Records to use:
^^^^^^^^

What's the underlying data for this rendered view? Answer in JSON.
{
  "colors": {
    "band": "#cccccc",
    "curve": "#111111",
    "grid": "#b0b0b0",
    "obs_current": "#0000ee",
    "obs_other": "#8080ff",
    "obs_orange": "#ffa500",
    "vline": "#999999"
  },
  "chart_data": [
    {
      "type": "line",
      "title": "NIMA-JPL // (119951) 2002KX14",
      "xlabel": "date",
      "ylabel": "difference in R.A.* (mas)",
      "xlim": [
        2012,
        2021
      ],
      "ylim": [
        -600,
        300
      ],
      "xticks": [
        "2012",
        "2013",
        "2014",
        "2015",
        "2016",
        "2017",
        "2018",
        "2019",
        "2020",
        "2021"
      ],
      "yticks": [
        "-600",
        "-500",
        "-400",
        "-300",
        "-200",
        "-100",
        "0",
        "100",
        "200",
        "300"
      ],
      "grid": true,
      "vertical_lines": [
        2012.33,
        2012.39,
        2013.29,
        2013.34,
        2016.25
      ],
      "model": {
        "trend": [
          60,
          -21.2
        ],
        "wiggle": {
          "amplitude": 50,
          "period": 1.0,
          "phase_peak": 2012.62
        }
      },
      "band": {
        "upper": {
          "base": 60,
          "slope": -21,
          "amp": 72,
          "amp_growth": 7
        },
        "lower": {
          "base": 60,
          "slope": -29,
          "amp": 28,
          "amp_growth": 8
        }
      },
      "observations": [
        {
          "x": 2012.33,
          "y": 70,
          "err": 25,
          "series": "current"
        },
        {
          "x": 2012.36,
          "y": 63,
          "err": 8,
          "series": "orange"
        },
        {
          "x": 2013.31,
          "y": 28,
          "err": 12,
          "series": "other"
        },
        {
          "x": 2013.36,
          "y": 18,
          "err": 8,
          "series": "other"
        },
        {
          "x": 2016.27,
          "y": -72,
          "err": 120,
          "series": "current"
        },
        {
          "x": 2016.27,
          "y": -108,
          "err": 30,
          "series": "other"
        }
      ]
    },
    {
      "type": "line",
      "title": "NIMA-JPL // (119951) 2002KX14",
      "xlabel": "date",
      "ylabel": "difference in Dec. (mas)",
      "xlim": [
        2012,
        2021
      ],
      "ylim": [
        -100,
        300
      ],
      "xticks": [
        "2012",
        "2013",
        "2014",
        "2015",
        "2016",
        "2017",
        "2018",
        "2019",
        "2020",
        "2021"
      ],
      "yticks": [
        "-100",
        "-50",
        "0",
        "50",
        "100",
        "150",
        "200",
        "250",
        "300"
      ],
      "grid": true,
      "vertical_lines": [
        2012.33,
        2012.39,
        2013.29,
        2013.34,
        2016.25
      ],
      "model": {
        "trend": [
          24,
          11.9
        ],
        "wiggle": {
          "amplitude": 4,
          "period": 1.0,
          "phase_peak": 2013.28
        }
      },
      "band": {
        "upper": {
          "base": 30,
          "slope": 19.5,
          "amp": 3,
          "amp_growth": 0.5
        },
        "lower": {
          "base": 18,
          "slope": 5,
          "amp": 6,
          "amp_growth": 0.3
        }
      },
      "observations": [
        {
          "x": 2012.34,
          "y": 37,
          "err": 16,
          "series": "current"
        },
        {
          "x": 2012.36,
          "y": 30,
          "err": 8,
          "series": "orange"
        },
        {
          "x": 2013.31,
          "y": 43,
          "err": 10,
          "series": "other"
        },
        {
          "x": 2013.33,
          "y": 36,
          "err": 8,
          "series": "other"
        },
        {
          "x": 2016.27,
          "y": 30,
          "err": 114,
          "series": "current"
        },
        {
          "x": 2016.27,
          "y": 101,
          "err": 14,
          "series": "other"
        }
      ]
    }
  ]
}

^^^^^^^^

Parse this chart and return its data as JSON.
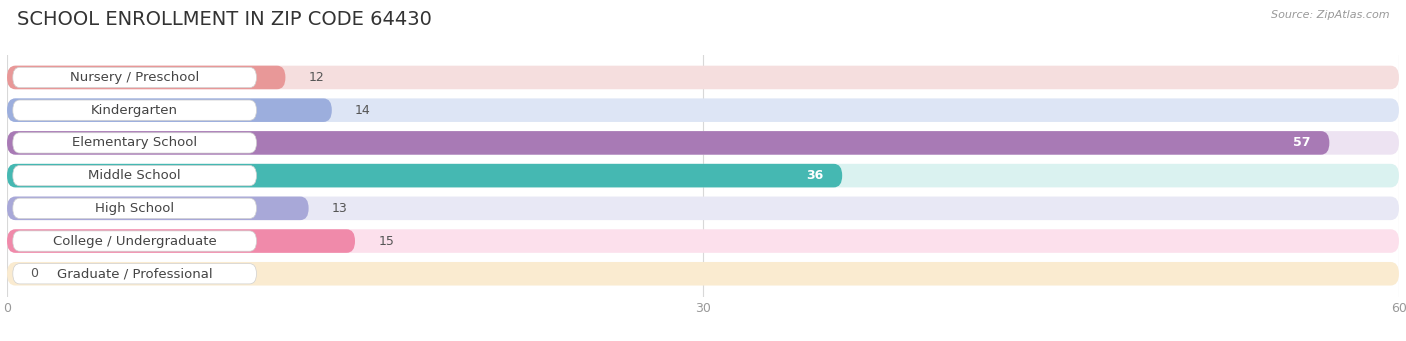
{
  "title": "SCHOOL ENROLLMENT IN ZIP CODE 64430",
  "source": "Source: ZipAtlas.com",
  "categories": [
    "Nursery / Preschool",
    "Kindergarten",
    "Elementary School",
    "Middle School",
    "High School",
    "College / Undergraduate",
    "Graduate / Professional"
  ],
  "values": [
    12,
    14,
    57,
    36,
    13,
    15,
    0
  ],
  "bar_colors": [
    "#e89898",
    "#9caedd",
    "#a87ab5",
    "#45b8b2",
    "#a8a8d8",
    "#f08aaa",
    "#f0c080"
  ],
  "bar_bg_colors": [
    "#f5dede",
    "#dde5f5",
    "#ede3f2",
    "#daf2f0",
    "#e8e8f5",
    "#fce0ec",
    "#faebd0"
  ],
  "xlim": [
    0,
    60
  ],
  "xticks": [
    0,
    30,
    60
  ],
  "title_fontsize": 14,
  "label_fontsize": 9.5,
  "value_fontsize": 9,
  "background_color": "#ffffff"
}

^^^^^^^^

Given exercise: Filter the records above for "ylabel" and copy every matching line.

Result:
      "ylabel": "difference in R.A.* (mas)",
      "ylabel": "difference in Dec. (mas)",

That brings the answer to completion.